• Records to use:
— START —
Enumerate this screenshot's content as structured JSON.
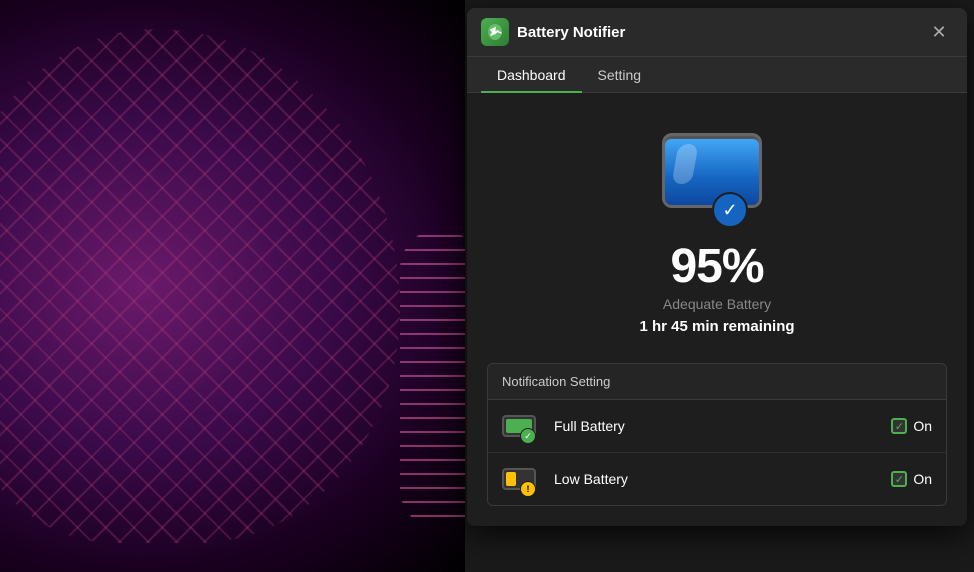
{
  "background": {
    "left_color": "#1a0020",
    "right_color": "#1a1a1a"
  },
  "window": {
    "title": "Battery Notifier",
    "close_label": "✕",
    "app_icon": "⚡",
    "tabs": [
      {
        "label": "Dashboard",
        "active": true
      },
      {
        "label": "Setting",
        "active": false
      }
    ]
  },
  "dashboard": {
    "battery_percent": "95%",
    "battery_status": "Adequate Battery",
    "battery_time": "1 hr 45 min remaining",
    "check_symbol": "✓"
  },
  "notification_section": {
    "header": "Notification Setting",
    "items": [
      {
        "label": "Full Battery",
        "toggle_label": "On",
        "checked": true,
        "check_symbol": "✓",
        "warn_symbol": "✓"
      },
      {
        "label": "Low Battery",
        "toggle_label": "On",
        "checked": true,
        "check_symbol": "✓",
        "warn_symbol": "!"
      }
    ]
  }
}
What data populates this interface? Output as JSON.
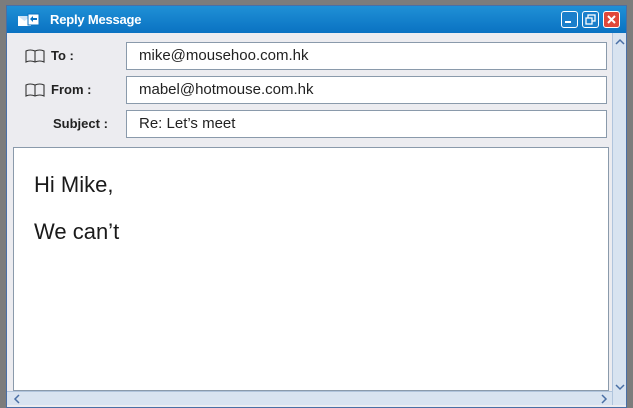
— END —
• Task details: Write the listing out a second time exactly, dropping all images.

• Task answer:
Enumerate this screenshot's content as structured JSON.
{
  "background": {
    "left_color": "#1a0020",
    "right_color": "#1a1a1a"
  },
  "window": {
    "title": "Battery Notifier",
    "close_label": "✕",
    "app_icon": "⚡",
    "tabs": [
      {
        "label": "Dashboard",
        "active": true
      },
      {
        "label": "Setting",
        "active": false
      }
    ]
  },
  "dashboard": {
    "battery_percent": "95%",
    "battery_status": "Adequate Battery",
    "battery_time": "1 hr 45 min remaining",
    "check_symbol": "✓"
  },
  "notification_section": {
    "header": "Notification Setting",
    "items": [
      {
        "label": "Full Battery",
        "toggle_label": "On",
        "checked": true,
        "check_symbol": "✓",
        "warn_symbol": "✓"
      },
      {
        "label": "Low Battery",
        "toggle_label": "On",
        "checked": true,
        "check_symbol": "✓",
        "warn_symbol": "!"
      }
    ]
  }
}
What data populates this interface? Output as JSON.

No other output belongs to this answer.